# DATASET ENTRIES

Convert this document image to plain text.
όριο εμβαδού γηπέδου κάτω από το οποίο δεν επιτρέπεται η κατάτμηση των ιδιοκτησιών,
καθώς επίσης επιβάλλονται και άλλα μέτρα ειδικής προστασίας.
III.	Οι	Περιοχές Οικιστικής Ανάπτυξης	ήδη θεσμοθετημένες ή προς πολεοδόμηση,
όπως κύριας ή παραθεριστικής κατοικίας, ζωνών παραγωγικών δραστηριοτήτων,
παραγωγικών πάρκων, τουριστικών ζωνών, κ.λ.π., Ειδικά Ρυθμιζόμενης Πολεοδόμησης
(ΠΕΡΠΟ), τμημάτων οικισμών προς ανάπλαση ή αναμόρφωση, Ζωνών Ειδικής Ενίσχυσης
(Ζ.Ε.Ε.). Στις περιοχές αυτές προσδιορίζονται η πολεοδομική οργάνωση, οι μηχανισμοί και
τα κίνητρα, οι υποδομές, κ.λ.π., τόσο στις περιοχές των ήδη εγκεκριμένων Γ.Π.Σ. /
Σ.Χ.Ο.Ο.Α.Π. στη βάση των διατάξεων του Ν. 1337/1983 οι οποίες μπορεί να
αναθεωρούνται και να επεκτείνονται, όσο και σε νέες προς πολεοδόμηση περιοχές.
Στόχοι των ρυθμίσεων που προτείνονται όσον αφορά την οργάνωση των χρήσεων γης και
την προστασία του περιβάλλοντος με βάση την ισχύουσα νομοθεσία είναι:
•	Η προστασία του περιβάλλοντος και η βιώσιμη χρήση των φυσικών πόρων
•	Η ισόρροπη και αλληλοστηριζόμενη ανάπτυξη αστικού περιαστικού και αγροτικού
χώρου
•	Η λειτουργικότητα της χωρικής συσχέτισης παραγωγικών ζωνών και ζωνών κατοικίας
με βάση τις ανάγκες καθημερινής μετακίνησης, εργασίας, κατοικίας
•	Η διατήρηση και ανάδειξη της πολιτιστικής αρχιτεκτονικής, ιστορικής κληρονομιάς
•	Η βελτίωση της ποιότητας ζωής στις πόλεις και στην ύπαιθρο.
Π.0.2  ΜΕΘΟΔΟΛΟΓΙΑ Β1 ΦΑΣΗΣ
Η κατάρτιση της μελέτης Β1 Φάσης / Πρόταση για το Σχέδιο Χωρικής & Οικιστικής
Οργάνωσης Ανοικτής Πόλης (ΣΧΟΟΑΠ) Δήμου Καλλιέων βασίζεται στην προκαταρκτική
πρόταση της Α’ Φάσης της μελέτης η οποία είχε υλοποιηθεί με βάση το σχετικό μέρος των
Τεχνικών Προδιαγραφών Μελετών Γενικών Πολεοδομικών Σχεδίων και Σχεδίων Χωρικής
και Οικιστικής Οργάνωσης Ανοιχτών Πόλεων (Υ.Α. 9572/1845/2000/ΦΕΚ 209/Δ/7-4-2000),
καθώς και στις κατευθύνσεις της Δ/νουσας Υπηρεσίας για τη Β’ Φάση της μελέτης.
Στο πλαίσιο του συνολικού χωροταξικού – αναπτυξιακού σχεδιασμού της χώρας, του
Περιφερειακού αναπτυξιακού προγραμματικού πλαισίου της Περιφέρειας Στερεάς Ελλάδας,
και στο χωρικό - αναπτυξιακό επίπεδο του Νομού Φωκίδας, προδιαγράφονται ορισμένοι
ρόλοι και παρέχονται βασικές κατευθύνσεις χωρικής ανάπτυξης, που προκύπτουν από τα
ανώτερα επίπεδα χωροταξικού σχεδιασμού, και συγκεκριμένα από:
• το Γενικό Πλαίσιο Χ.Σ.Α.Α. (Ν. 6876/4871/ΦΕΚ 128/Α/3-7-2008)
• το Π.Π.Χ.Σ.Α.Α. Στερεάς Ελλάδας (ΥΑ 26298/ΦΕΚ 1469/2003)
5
* * *
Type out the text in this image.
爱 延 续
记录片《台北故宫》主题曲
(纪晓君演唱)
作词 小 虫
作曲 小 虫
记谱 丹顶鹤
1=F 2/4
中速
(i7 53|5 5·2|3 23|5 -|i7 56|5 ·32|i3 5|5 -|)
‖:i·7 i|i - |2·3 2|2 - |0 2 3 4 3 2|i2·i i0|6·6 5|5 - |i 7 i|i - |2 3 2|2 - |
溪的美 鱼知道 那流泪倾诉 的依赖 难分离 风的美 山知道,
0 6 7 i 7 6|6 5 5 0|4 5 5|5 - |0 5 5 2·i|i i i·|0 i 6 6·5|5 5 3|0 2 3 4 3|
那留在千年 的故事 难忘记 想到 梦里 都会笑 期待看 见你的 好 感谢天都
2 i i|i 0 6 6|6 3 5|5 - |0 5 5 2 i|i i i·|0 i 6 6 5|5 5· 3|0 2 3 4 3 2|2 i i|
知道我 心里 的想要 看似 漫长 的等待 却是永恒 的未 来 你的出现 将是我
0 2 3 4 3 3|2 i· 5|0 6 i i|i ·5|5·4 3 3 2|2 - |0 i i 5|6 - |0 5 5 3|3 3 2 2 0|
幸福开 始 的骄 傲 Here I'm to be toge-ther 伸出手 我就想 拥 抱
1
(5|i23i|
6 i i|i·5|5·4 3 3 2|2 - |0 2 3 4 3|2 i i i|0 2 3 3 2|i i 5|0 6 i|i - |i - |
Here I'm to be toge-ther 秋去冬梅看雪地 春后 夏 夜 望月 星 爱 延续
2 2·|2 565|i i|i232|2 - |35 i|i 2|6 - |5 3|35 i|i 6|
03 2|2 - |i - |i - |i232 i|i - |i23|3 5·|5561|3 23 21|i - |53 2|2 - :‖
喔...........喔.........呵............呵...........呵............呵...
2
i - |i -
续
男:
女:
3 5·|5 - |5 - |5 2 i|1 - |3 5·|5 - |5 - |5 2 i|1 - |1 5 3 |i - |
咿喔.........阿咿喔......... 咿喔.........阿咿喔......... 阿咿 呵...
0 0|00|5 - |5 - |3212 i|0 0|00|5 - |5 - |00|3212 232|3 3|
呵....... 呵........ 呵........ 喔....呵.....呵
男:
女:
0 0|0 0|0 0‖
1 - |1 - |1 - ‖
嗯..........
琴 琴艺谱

# WHAT IS REQUIRED
Which lines contain "παραγωγικών"? Copy each of them out.

# PROBLEM SOLUTION
όπως κύριας ή παραθεριστικής κατοικίας, ζωνών παραγωγικών δραστηριοτήτων,
παραγωγικών πάρκων, τουριστικών ζωνών, κ.λ.π., Ειδικά Ρυθμιζόμενης Πολεοδόμησης
•	Η λειτουργικότητα της χωρικής συσχέτισης παραγωγικών ζωνών και ζωνών κατοικίας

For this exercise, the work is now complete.